**STATED TASK:** Output the full listing below exactly as it reads, and skip anything that is a picture.

**DATA TO PROCESS:**
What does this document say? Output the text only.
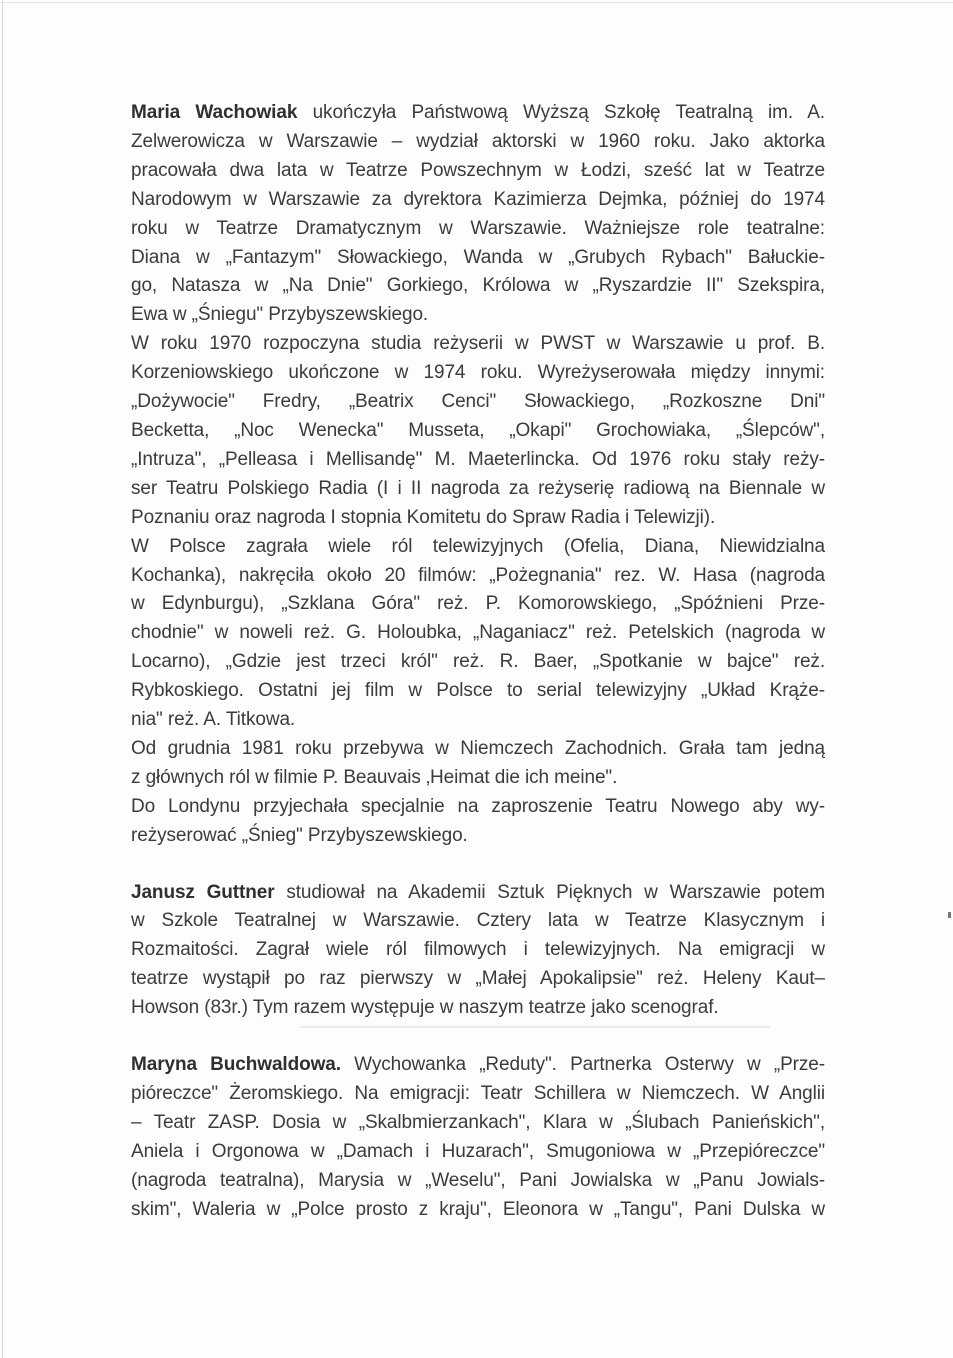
Maria Wachowiak ukończyła Państwową Wyższą Szkołę Teatralną im. A.
Zelwerowicza w Warszawie – wydział aktorski w 1960 roku. Jako aktorka
pracowała dwa lata w Teatrze Powszechnym w Łodzi, sześć lat w Teatrze
Narodowym w Warszawie za dyrektora Kazimierza Dejmka, później do 1974
roku w Teatrze Dramatycznym w Warszawie. Ważniejsze role teatralne:
Diana w „Fantazym" Słowackiego, Wanda w „Grubych Rybach" Bałuckie-
go, Natasza w „Na Dnie" Gorkiego, Królowa w „Ryszardzie II" Szekspira,
Ewa w „Śniegu" Przybyszewskiego.
W roku 1970 rozpoczyna studia reżyserii w PWST w Warszawie u prof. B.
Korzeniowskiego ukończone w 1974 roku. Wyreżyserowała między innymi:
„Dożywocie" Fredry, „Beatrix Cenci" Słowackiego, „Rozkoszne Dni"
Becketta, „Noc Wenecka" Musseta, „Okapi" Grochowiaka, „Ślepców",
„Intruza", „Pelleasa i Mellisandę" M. Maeterlincka. Od 1976 roku stały reży-
ser Teatru Polskiego Radia (I i II nagroda za reżyserię radiową na Biennale w
Poznaniu oraz nagroda I stopnia Komitetu do Spraw Radia i Telewizji).
W Polsce zagrała wiele ról telewizyjnych (Ofelia, Diana, Niewidzialna
Kochanka), nakręciła około 20 filmów: „Pożegnania" rez. W. Hasa (nagroda
w Edynburgu), „Szklana Góra" reż. P. Komorowskiego, „Spóźnieni Prze-
chodnie" w noweli reż. G. Holoubka, „Naganiacz" reż. Petelskich (nagroda w
Locarno), „Gdzie jest trzeci król" reż. R. Baer, „Spotkanie w bajce" reż.
Rybkoskiego. Ostatni jej film w Polsce to serial telewizyjny „Układ Krąże-
nia" reż. A. Titkowa.
Od grudnia 1981 roku przebywa w Niemczech Zachodnich. Grała tam jedną
z głównych ról w filmie P. Beauvais ‚Heimat die ich meine".
Do Londynu przyjechała specjalnie na zaproszenie Teatru Nowego aby wy-
reżyserować „Śnieg" Przybyszewskiego.
Janusz Guttner studiował na Akademii Sztuk Pięknych w Warszawie potem
w Szkole Teatralnej w Warszawie. Cztery lata w Teatrze Klasycznym i
Rozmaitości. Zagrał wiele ról filmowych i telewizyjnych. Na emigracji w
teatrze wystąpił po raz pierwszy w „Małej Apokalipsie" reż. Heleny Kaut–
Howson (83r.) Tym razem występuje w naszym teatrze jako scenograf.
Maryna Buchwaldowa. Wychowanka „Reduty". Partnerka Osterwy w „Prze-
pióreczce" Żeromskiego. Na emigracji: Teatr Schillera w Niemczech. W Anglii
– Teatr ZASP. Dosia w „Skalbmierzankach", Klara w „Ślubach Panieńskich",
Aniela i Orgonowa w „Damach i Huzarach", Smugoniowa w „Przepióreczce"
(nagroda teatralna), Marysia w „Weselu", Pani Jowialska w „Panu Jowials-
skim", Waleria w „Polce prosto z kraju", Eleonora w „Tangu", Pani Dulska w
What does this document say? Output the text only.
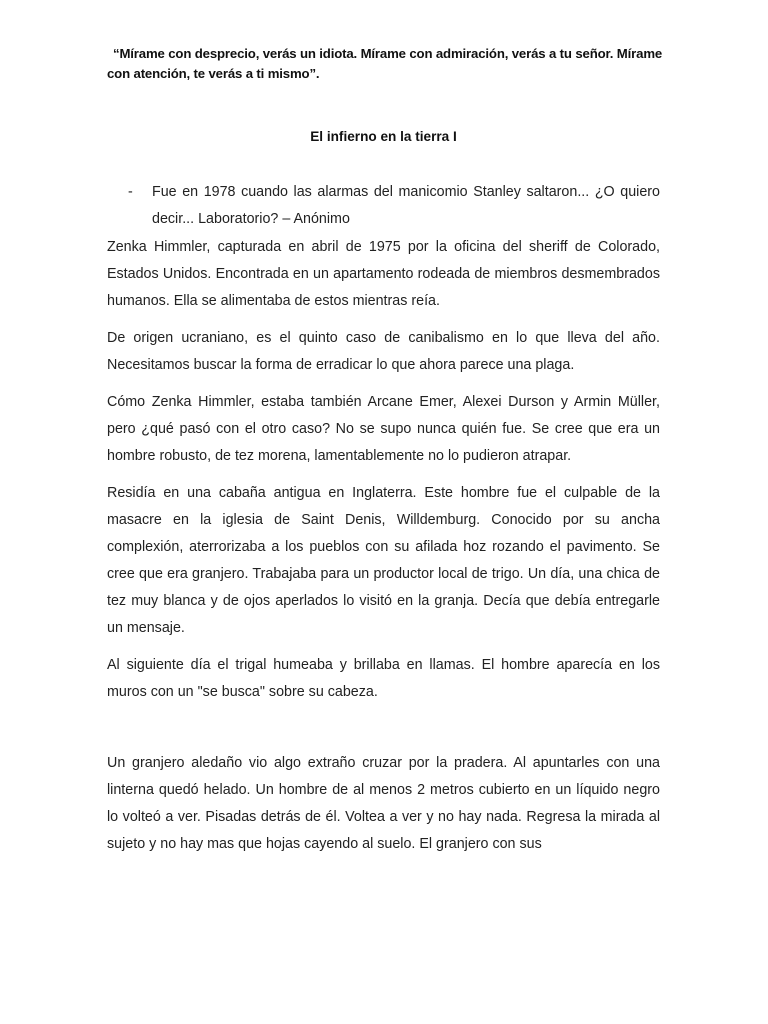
“Mírame con desprecio, verás un idiota. Mírame con admiración, verás a tu señor. Mírame con atención, te verás a ti mismo”.
El infierno en la tierra I
- Fue en 1978 cuando las alarmas del manicomio Stanley saltaron... ¿O quiero decir... Laboratorio? – Anónimo

Zenka Himmler, capturada en abril de 1975 por la oficina del sheriff de Colorado, Estados Unidos. Encontrada en un apartamento rodeada de miembros desmembrados humanos. Ella se alimentaba de estos mientras reía.

De origen ucraniano, es el quinto caso de canibalismo en lo que lleva del año. Necesitamos buscar la forma de erradicar lo que ahora parece una plaga.

Cómo Zenka Himmler, estaba también Arcane Emer, Alexei Durson y Armin Müller, pero ¿qué pasó con el otro caso? No se supo nunca quién fue. Se cree que era un hombre robusto, de tez morena, lamentablemente no lo pudieron atrapar.

Residía en una cabaña antigua en Inglaterra. Este hombre fue el culpable de la masacre en la iglesia de Saint Denis, Willdemburg. Conocido por su ancha complexión, aterrorizaba a los pueblos con su afilada hoz rozando el pavimento. Se cree que era granjero. Trabajaba para un productor local de trigo. Un día, una chica de tez muy blanca y de ojos aperlados lo visitó en la granja. Decía que debía entregarle un mensaje.

Al siguiente día el trigal humeaba y brillaba en llamas. El hombre aparecía en los muros con un "se busca" sobre su cabeza.

Un granjero aledaño vio algo extraño cruzar por la pradera. Al apuntarles con una linterna quedó helado. Un hombre de al menos 2 metros cubierto en un líquido negro lo volteó a ver. Pisadas detrás de él. Voltea a ver y no hay nada. Regresa la mirada al sujeto y no hay mas que hojas cayendo al suelo. El granjero con sus
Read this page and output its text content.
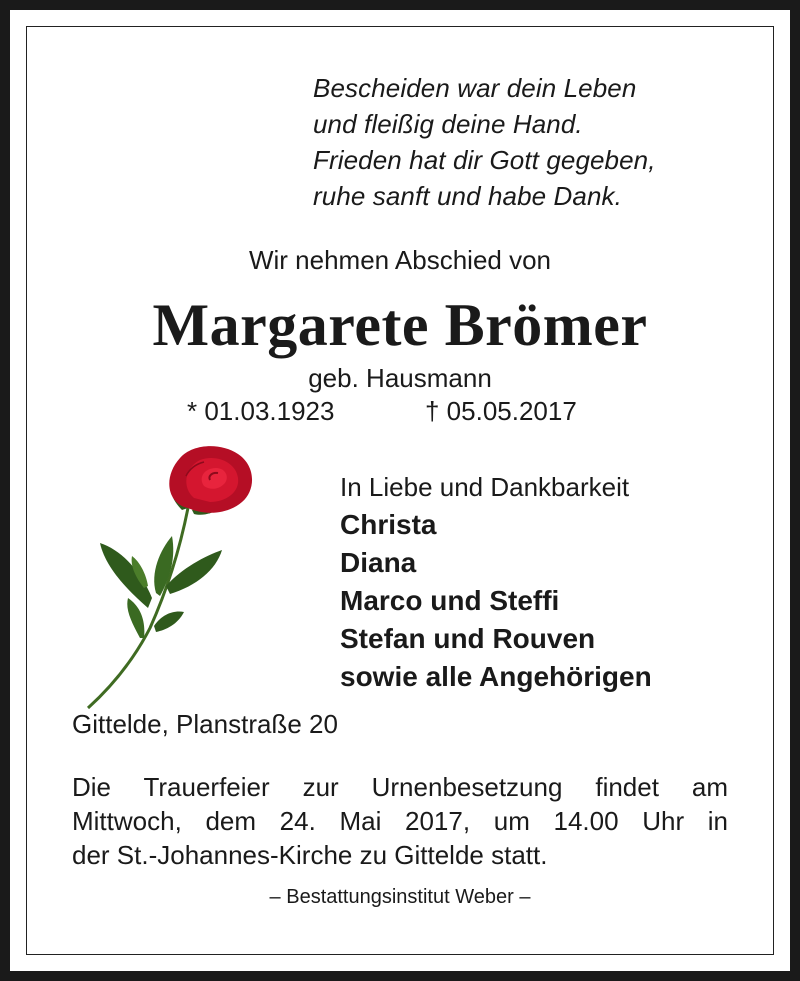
Bescheiden war dein Leben
und fleißig deine Hand.
Frieden hat dir Gott gegeben,
ruhe sanft und habe Dank.
Wir nehmen Abschied von
Margarete Brömer
geb. Hausmann
* 01.03.1923	† 05.05.2017
In Liebe und Dankbarkeit
Christa
Diana
Marco und Steffi
Stefan und Rouven
sowie alle Angehörigen
Gittelde, Planstraße 20
Die Trauerfeier zur Urnenbesetzung findet am
Mittwoch, dem 24. Mai 2017, um 14.00 Uhr in
der St.-Johannes-Kirche zu Gittelde statt.
– Bestattungsinstitut Weber –
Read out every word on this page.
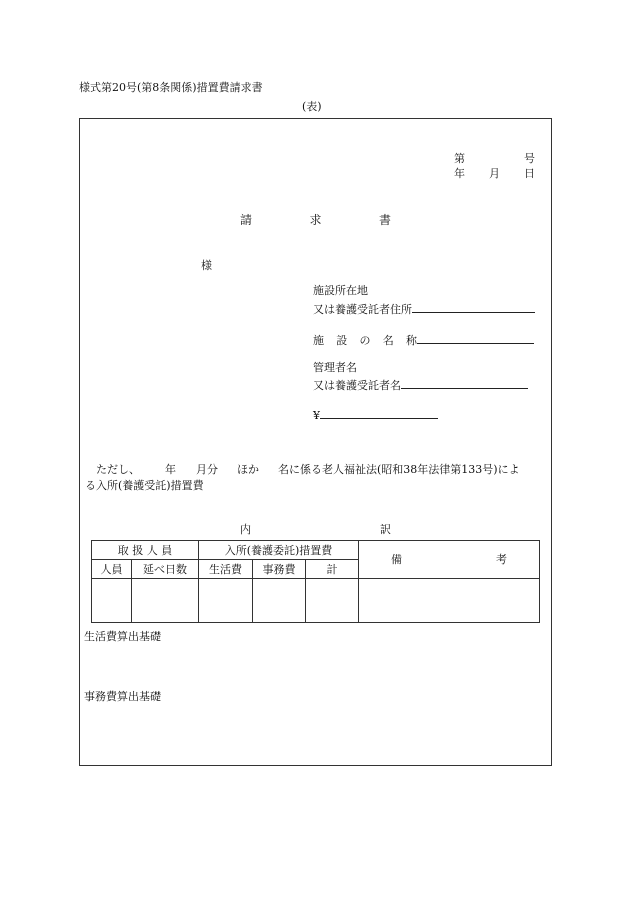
様式第20号(第8条関係)措置費請求書
(表)
第	号
年 月 日
請	求	書
様
施設所在地
又は養護受託者住所
施 設 の 名 称
管理者名
又は養護受託者名
¥
ただし、 年 月分 ほか 名に係る老人福祉法(昭和38年法律第133号)によ
る入所(養護受託)措置費
内	訳
取 扱 人 員		入所(養護委託)措置費			備 考

人員	延べ日数	生活費	事務費	計	

生活費算出基礎
事務費算出基礎
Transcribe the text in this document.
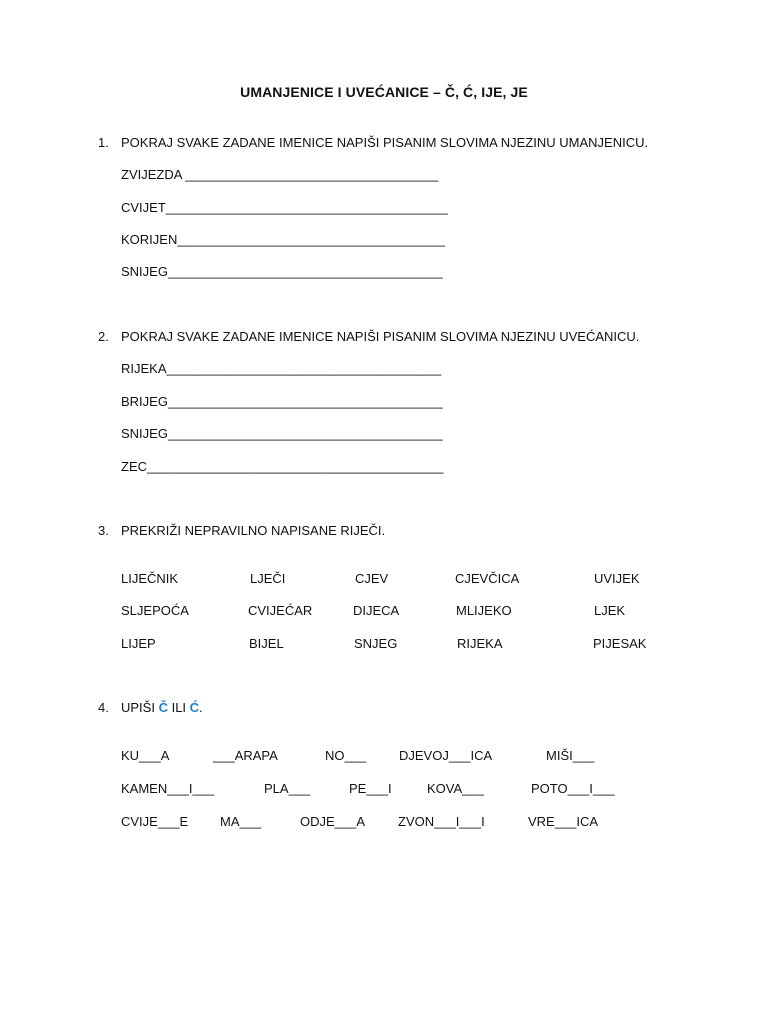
UMANJENICE I UVEĆANICE – Č, Ć, IJE, JE
1. POKRAJ SVAKE ZADANE IMENICE NAPIŠI PISANIM SLOVIMA NJEZINU UMANJENICU.
ZVIJEZDA ___________________________________
CVIJET_______________________________________
KORIJEN_____________________________________
SNIJEG______________________________________
2. POKRAJ SVAKE ZADANE IMENICE NAPIŠI PISANIM SLOVIMA NJEZINU UVEĆANICU.
RIJEKA______________________________________
BRIJEG______________________________________
SNIJEG______________________________________
ZEC_________________________________________
3. PREKRIŽI NEPRAVILNO NAPISANE RIJEČI.
LIJEČNIK	LJEČI	CJEV	CJEVČICA	UVIJEK
SLJEPOĆA	CVIJEĆAR	DIJECA	MLIJEKO	LJEK
LIJEP	BIJEL	SNJEG	RIJEKA	PIJESAK
4. UPIŠI Č ILI Ć.
KU___A	___ARAPA	NO___	DJEVOJ___ICA	MIŠI___
KAMEN___I___	PLA___	PE___I	KOVA___	POTO___I___
CVIJE___E MA___	ODJE___A	ZVON___I___I	VRE___ICA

**RESPONSE TO THIS TASK:**
What does this document say? Output the text only.
Maria Wachowiak ukończyła Państwową Wyższą Szkołę Teatralną im. A.
Zelwerowicza w Warszawie – wydział aktorski w 1960 roku. Jako aktorka
pracowała dwa lata w Teatrze Powszechnym w Łodzi, sześć lat w Teatrze
Narodowym w Warszawie za dyrektora Kazimierza Dejmka, później do 1974
roku w Teatrze Dramatycznym w Warszawie. Ważniejsze role teatralne:
Diana w „Fantazym" Słowackiego, Wanda w „Grubych Rybach" Bałuckie-
go, Natasza w „Na Dnie" Gorkiego, Królowa w „Ryszardzie II" Szekspira,
Ewa w „Śniegu" Przybyszewskiego.
W roku 1970 rozpoczyna studia reżyserii w PWST w Warszawie u prof. B.
Korzeniowskiego ukończone w 1974 roku. Wyreżyserowała między innymi:
„Dożywocie" Fredry, „Beatrix Cenci" Słowackiego, „Rozkoszne Dni"
Becketta, „Noc Wenecka" Musseta, „Okapi" Grochowiaka, „Ślepców",
„Intruza", „Pelleasa i Mellisandę" M. Maeterlincka. Od 1976 roku stały reży-
ser Teatru Polskiego Radia (I i II nagroda za reżyserię radiową na Biennale w
Poznaniu oraz nagroda I stopnia Komitetu do Spraw Radia i Telewizji).
W Polsce zagrała wiele ról telewizyjnych (Ofelia, Diana, Niewidzialna
Kochanka), nakręciła około 20 filmów: „Pożegnania" rez. W. Hasa (nagroda
w Edynburgu), „Szklana Góra" reż. P. Komorowskiego, „Spóźnieni Prze-
chodnie" w noweli reż. G. Holoubka, „Naganiacz" reż. Petelskich (nagroda w
Locarno), „Gdzie jest trzeci król" reż. R. Baer, „Spotkanie w bajce" reż.
Rybkoskiego. Ostatni jej film w Polsce to serial telewizyjny „Układ Krąże-
nia" reż. A. Titkowa.
Od grudnia 1981 roku przebywa w Niemczech Zachodnich. Grała tam jedną
z głównych ról w filmie P. Beauvais ‚Heimat die ich meine".
Do Londynu przyjechała specjalnie na zaproszenie Teatru Nowego aby wy-
reżyserować „Śnieg" Przybyszewskiego.
Janusz Guttner studiował na Akademii Sztuk Pięknych w Warszawie potem
w Szkole Teatralnej w Warszawie. Cztery lata w Teatrze Klasycznym i
Rozmaitości. Zagrał wiele ról filmowych i telewizyjnych. Na emigracji w
teatrze wystąpił po raz pierwszy w „Małej Apokalipsie" reż. Heleny Kaut–
Howson (83r.) Tym razem występuje w naszym teatrze jako scenograf.
Maryna Buchwaldowa. Wychowanka „Reduty". Partnerka Osterwy w „Prze-
pióreczce" Żeromskiego. Na emigracji: Teatr Schillera w Niemczech. W Anglii
– Teatr ZASP. Dosia w „Skalbmierzankach", Klara w „Ślubach Panieńskich",
Aniela i Orgonowa w „Damach i Huzarach", Smugoniowa w „Przepióreczce"
(nagroda teatralna), Marysia w „Weselu", Pani Jowialska w „Panu Jowials-
skim", Waleria w „Polce prosto z kraju", Eleonora w „Tangu", Pani Dulska w
What does this document say? Output the text only.
“Mírame con desprecio, verás un idiota. Mírame con admiración, verás a tu señor. Mírame con atención, te verás a ti mismo”.
El infierno en la tierra I
- Fue en 1978 cuando las alarmas del manicomio Stanley saltaron... ¿O quiero decir... Laboratorio? – Anónimo

Zenka Himmler, capturada en abril de 1975 por la oficina del sheriff de Colorado, Estados Unidos. Encontrada en un apartamento rodeada de miembros desmembrados humanos. Ella se alimentaba de estos mientras reía.

De origen ucraniano, es el quinto caso de canibalismo en lo que lleva del año. Necesitamos buscar la forma de erradicar lo que ahora parece una plaga.

Cómo Zenka Himmler, estaba también Arcane Emer, Alexei Durson y Armin Müller, pero ¿qué pasó con el otro caso? No se supo nunca quién fue. Se cree que era un hombre robusto, de tez morena, lamentablemente no lo pudieron atrapar.

Residía en una cabaña antigua en Inglaterra. Este hombre fue el culpable de la masacre en la iglesia de Saint Denis, Willdemburg. Conocido por su ancha complexión, aterrorizaba a los pueblos con su afilada hoz rozando el pavimento. Se cree que era granjero. Trabajaba para un productor local de trigo. Un día, una chica de tez muy blanca y de ojos aperlados lo visitó en la granja. Decía que debía entregarle un mensaje.

Al siguiente día el trigal humeaba y brillaba en llamas. El hombre aparecía en los muros con un "se busca" sobre su cabeza.

Un granjero aledaño vio algo extraño cruzar por la pradera. Al apuntarles con una linterna quedó helado. Un hombre de al menos 2 metros cubierto en un líquido negro lo volteó a ver. Pisadas detrás de él. Voltea a ver y no hay nada. Regresa la mirada al sujeto y no hay mas que hojas cayendo al suelo. El granjero con sus
Read this page and output its text content.
Bescheiden war dein Leben
und fleißig deine Hand.
Frieden hat dir Gott gegeben,
ruhe sanft und habe Dank.
Wir nehmen Abschied von
Margarete Brömer
geb. Hausmann
* 01.03.1923	† 05.05.2017
In Liebe und Dankbarkeit
Christa
Diana
Marco und Steffi
Stefan und Rouven
sowie alle Angehörigen
Gittelde, Planstraße 20
Die Trauerfeier zur Urnenbesetzung findet am
Mittwoch, dem 24. Mai 2017, um 14.00 Uhr in
der St.-Johannes-Kirche zu Gittelde statt.
– Bestattungsinstitut Weber –
Read out every word on this page.
様式第20号(第8条関係)措置費請求書
(表)
第	号
年 月 日
請	求	書
様
施設所在地
又は養護受託者住所
施 設 の 名 称
管理者名
又は養護受託者名
¥
ただし、 年 月分 ほか 名に係る老人福祉法(昭和38年法律第133号)によ
る入所(養護受託)措置費
内	訳
取 扱 人 員		入所(養護委託)措置費			備 考

人員	延べ日数	生活費	事務費	計	

生活費算出基礎
事務費算出基礎
Transcribe the text in this document.
UMANJENICE I UVEĆANICE – Č, Ć, IJE, JE
1. POKRAJ SVAKE ZADANE IMENICE NAPIŠI PISANIM SLOVIMA NJEZINU UMANJENICU.
ZVIJEZDA ___________________________________
CVIJET_______________________________________
KORIJEN_____________________________________
SNIJEG______________________________________
2. POKRAJ SVAKE ZADANE IMENICE NAPIŠI PISANIM SLOVIMA NJEZINU UVEĆANICU.
RIJEKA______________________________________
BRIJEG______________________________________
SNIJEG______________________________________
ZEC_________________________________________
3. PREKRIŽI NEPRAVILNO NAPISANE RIJEČI.
LIJEČNIK	LJEČI	CJEV	CJEVČICA	UVIJEK
SLJEPOĆA	CVIJEĆAR	DIJECA	MLIJEKO	LJEK
LIJEP	BIJEL	SNJEG	RIJEKA	PIJESAK
4. UPIŠI Č ILI Ć.
KU___A	___ARAPA	NO___	DJEVOJ___ICA	MIŠI___
KAMEN___I___	PLA___	PE___I	KOVA___	POTO___I___
CVIJE___E MA___	ODJE___A	ZVON___I___I	VRE___ICA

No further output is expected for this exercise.